▶ **What is needed**: Your task is to quote the material that follows, in full and exactly.

▶ **Task input**:
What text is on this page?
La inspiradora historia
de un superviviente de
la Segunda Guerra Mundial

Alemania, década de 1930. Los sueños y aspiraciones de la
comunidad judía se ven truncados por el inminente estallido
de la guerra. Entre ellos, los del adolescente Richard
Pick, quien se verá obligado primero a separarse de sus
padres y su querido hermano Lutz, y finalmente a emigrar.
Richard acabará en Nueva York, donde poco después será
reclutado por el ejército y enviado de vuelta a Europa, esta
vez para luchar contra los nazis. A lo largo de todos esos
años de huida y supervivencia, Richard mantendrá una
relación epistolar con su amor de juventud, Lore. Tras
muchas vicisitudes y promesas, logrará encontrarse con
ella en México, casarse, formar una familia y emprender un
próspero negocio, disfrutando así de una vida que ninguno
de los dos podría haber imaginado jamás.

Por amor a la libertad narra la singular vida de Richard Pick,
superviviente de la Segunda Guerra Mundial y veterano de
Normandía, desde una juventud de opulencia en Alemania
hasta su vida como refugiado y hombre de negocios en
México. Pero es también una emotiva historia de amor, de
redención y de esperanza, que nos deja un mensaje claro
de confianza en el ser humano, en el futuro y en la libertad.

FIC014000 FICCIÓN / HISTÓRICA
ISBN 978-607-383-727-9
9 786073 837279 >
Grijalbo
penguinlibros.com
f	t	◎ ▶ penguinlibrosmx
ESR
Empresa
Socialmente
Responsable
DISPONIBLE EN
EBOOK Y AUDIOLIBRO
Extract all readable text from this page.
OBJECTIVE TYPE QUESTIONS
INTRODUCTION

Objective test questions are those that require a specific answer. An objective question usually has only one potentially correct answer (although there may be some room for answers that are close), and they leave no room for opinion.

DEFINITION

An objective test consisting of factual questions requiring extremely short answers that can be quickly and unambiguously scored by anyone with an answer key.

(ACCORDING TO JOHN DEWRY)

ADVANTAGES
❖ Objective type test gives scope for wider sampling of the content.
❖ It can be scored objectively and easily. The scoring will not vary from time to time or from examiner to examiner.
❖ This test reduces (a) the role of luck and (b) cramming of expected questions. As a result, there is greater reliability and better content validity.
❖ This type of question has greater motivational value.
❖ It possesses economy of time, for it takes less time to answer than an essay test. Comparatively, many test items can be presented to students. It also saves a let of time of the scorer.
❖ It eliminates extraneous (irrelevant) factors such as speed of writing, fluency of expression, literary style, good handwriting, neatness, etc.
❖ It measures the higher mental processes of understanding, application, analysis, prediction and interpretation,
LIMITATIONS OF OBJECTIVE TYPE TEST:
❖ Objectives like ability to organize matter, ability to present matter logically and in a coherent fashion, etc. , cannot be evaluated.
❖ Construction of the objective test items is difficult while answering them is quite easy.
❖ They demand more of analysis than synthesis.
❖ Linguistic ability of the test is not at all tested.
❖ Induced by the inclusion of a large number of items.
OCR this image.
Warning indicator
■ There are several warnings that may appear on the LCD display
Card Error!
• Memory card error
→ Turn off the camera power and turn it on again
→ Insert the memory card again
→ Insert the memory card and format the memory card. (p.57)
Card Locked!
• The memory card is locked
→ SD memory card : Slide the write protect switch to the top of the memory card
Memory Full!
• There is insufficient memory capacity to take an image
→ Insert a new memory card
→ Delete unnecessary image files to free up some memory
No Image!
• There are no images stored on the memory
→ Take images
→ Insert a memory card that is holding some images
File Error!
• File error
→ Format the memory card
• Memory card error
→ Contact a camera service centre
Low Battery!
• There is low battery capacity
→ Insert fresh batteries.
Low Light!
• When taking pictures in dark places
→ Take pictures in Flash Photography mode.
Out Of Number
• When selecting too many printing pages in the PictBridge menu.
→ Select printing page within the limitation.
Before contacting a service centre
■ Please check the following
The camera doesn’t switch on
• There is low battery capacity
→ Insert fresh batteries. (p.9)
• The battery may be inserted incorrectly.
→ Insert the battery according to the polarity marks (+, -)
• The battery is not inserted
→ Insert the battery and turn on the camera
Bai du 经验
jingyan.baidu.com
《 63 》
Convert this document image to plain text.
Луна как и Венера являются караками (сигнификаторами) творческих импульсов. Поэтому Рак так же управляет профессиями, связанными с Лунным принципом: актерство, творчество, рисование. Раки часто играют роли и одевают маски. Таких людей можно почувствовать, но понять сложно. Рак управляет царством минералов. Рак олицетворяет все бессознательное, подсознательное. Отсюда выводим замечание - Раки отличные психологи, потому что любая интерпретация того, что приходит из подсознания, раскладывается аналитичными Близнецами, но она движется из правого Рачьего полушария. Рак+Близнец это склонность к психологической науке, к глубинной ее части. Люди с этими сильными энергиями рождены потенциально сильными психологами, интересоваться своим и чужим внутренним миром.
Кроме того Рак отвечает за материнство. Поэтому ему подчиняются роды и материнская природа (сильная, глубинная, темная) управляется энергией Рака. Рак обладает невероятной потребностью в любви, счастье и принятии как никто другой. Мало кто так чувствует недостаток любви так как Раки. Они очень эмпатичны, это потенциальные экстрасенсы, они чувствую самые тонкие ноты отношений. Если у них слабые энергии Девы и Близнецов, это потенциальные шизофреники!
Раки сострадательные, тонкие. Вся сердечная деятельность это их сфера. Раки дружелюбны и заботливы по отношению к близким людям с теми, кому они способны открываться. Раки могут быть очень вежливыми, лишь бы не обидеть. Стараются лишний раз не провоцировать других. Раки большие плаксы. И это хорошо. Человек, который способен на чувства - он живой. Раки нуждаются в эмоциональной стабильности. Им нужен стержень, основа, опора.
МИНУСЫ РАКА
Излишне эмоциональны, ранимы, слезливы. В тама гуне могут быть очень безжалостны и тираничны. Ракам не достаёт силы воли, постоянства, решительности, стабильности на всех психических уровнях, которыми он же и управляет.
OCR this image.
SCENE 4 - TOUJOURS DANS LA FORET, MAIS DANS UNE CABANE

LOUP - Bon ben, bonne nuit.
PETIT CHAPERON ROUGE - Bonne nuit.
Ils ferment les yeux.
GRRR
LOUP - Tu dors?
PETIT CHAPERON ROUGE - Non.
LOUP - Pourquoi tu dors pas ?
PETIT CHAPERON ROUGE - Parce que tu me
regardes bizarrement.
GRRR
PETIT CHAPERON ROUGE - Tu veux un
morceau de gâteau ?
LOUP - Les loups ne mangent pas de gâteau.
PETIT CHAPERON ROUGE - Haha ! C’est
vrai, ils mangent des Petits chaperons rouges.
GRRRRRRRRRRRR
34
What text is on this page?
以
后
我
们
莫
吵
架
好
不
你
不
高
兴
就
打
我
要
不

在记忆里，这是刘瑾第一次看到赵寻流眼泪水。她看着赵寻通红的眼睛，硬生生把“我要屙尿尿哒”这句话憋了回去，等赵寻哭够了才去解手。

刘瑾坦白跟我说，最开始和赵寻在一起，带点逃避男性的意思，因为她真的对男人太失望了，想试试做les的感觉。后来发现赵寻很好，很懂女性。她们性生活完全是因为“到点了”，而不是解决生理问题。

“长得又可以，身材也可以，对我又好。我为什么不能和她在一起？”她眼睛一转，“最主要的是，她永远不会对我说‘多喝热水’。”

▶ **Solution for this task**:
What text is on this page?
La inspiradora historia
de un superviviente de
la Segunda Guerra Mundial

Alemania, década de 1930. Los sueños y aspiraciones de la
comunidad judía se ven truncados por el inminente estallido
de la guerra. Entre ellos, los del adolescente Richard
Pick, quien se verá obligado primero a separarse de sus
padres y su querido hermano Lutz, y finalmente a emigrar.
Richard acabará en Nueva York, donde poco después será
reclutado por el ejército y enviado de vuelta a Europa, esta
vez para luchar contra los nazis. A lo largo de todos esos
años de huida y supervivencia, Richard mantendrá una
relación epistolar con su amor de juventud, Lore. Tras
muchas vicisitudes y promesas, logrará encontrarse con
ella en México, casarse, formar una familia y emprender un
próspero negocio, disfrutando así de una vida que ninguno
de los dos podría haber imaginado jamás.

Por amor a la libertad narra la singular vida de Richard Pick,
superviviente de la Segunda Guerra Mundial y veterano de
Normandía, desde una juventud de opulencia en Alemania
hasta su vida como refugiado y hombre de negocios en
México. Pero es también una emotiva historia de amor, de
redención y de esperanza, que nos deja un mensaje claro
de confianza en el ser humano, en el futuro y en la libertad.

FIC014000 FICCIÓN / HISTÓRICA
ISBN 978-607-383-727-9
9 786073 837279 >
Grijalbo
penguinlibros.com
f	t	◎ ▶ penguinlibrosmx
ESR
Empresa
Socialmente
Responsable
DISPONIBLE EN
EBOOK Y AUDIOLIBRO
Extract all readable text from this page.
OBJECTIVE TYPE QUESTIONS
INTRODUCTION

Objective test questions are those that require a specific answer. An objective question usually has only one potentially correct answer (although there may be some room for answers that are close), and they leave no room for opinion.

DEFINITION

An objective test consisting of factual questions requiring extremely short answers that can be quickly and unambiguously scored by anyone with an answer key.

(ACCORDING TO JOHN DEWRY)

ADVANTAGES
❖ Objective type test gives scope for wider sampling of the content.
❖ It can be scored objectively and easily. The scoring will not vary from time to time or from examiner to examiner.
❖ This test reduces (a) the role of luck and (b) cramming of expected questions. As a result, there is greater reliability and better content validity.
❖ This type of question has greater motivational value.
❖ It possesses economy of time, for it takes less time to answer than an essay test. Comparatively, many test items can be presented to students. It also saves a let of time of the scorer.
❖ It eliminates extraneous (irrelevant) factors such as speed of writing, fluency of expression, literary style, good handwriting, neatness, etc.
❖ It measures the higher mental processes of understanding, application, analysis, prediction and interpretation,
LIMITATIONS OF OBJECTIVE TYPE TEST:
❖ Objectives like ability to organize matter, ability to present matter logically and in a coherent fashion, etc. , cannot be evaluated.
❖ Construction of the objective test items is difficult while answering them is quite easy.
❖ They demand more of analysis than synthesis.
❖ Linguistic ability of the test is not at all tested.
❖ Induced by the inclusion of a large number of items.
OCR this image.
Warning indicator
■ There are several warnings that may appear on the LCD display
Card Error!
• Memory card error
→ Turn off the camera power and turn it on again
→ Insert the memory card again
→ Insert the memory card and format the memory card. (p.57)
Card Locked!
• The memory card is locked
→ SD memory card : Slide the write protect switch to the top of the memory card
Memory Full!
• There is insufficient memory capacity to take an image
→ Insert a new memory card
→ Delete unnecessary image files to free up some memory
No Image!
• There are no images stored on the memory
→ Take images
→ Insert a memory card that is holding some images
File Error!
• File error
→ Format the memory card
• Memory card error
→ Contact a camera service centre
Low Battery!
• There is low battery capacity
→ Insert fresh batteries.
Low Light!
• When taking pictures in dark places
→ Take pictures in Flash Photography mode.
Out Of Number
• When selecting too many printing pages in the PictBridge menu.
→ Select printing page within the limitation.
Before contacting a service centre
■ Please check the following
The camera doesn’t switch on
• There is low battery capacity
→ Insert fresh batteries. (p.9)
• The battery may be inserted incorrectly.
→ Insert the battery according to the polarity marks (+, -)
• The battery is not inserted
→ Insert the battery and turn on the camera
Bai du 经验
jingyan.baidu.com
《 63 》
Convert this document image to plain text.
Луна как и Венера являются караками (сигнификаторами) творческих импульсов. Поэтому Рак так же управляет профессиями, связанными с Лунным принципом: актерство, творчество, рисование. Раки часто играют роли и одевают маски. Таких людей можно почувствовать, но понять сложно. Рак управляет царством минералов. Рак олицетворяет все бессознательное, подсознательное. Отсюда выводим замечание - Раки отличные психологи, потому что любая интерпретация того, что приходит из подсознания, раскладывается аналитичными Близнецами, но она движется из правого Рачьего полушария. Рак+Близнец это склонность к психологической науке, к глубинной ее части. Люди с этими сильными энергиями рождены потенциально сильными психологами, интересоваться своим и чужим внутренним миром.
Кроме того Рак отвечает за материнство. Поэтому ему подчиняются роды и материнская природа (сильная, глубинная, темная) управляется энергией Рака. Рак обладает невероятной потребностью в любви, счастье и принятии как никто другой. Мало кто так чувствует недостаток любви так как Раки. Они очень эмпатичны, это потенциальные экстрасенсы, они чувствую самые тонкие ноты отношений. Если у них слабые энергии Девы и Близнецов, это потенциальные шизофреники!
Раки сострадательные, тонкие. Вся сердечная деятельность это их сфера. Раки дружелюбны и заботливы по отношению к близким людям с теми, кому они способны открываться. Раки могут быть очень вежливыми, лишь бы не обидеть. Стараются лишний раз не провоцировать других. Раки большие плаксы. И это хорошо. Человек, который способен на чувства - он живой. Раки нуждаются в эмоциональной стабильности. Им нужен стержень, основа, опора.
МИНУСЫ РАКА
Излишне эмоциональны, ранимы, слезливы. В тама гуне могут быть очень безжалостны и тираничны. Ракам не достаёт силы воли, постоянства, решительности, стабильности на всех психических уровнях, которыми он же и управляет.
OCR this image.
SCENE 4 - TOUJOURS DANS LA FORET, MAIS DANS UNE CABANE

LOUP - Bon ben, bonne nuit.
PETIT CHAPERON ROUGE - Bonne nuit.
Ils ferment les yeux.
GRRR
LOUP - Tu dors?
PETIT CHAPERON ROUGE - Non.
LOUP - Pourquoi tu dors pas ?
PETIT CHAPERON ROUGE - Parce que tu me
regardes bizarrement.
GRRR
PETIT CHAPERON ROUGE - Tu veux un
morceau de gâteau ?
LOUP - Les loups ne mangent pas de gâteau.
PETIT CHAPERON ROUGE - Haha ! C’est
vrai, ils mangent des Petits chaperons rouges.
GRRRRRRRRRRRR
34
What text is on this page?
以
后
我
们
莫
吵
架
好
不
你
不
高
兴
就
打
我
要
不

在记忆里，这是刘瑾第一次看到赵寻流眼泪水。她看着赵寻通红的眼睛，硬生生把“我要屙尿尿哒”这句话憋了回去，等赵寻哭够了才去解手。

刘瑾坦白跟我说，最开始和赵寻在一起，带点逃避男性的意思，因为她真的对男人太失望了，想试试做les的感觉。后来发现赵寻很好，很懂女性。她们性生活完全是因为“到点了”，而不是解决生理问题。

“长得又可以，身材也可以，对我又好。我为什么不能和她在一起？”她眼睛一转，“最主要的是，她永远不会对我说‘多喝热水’。”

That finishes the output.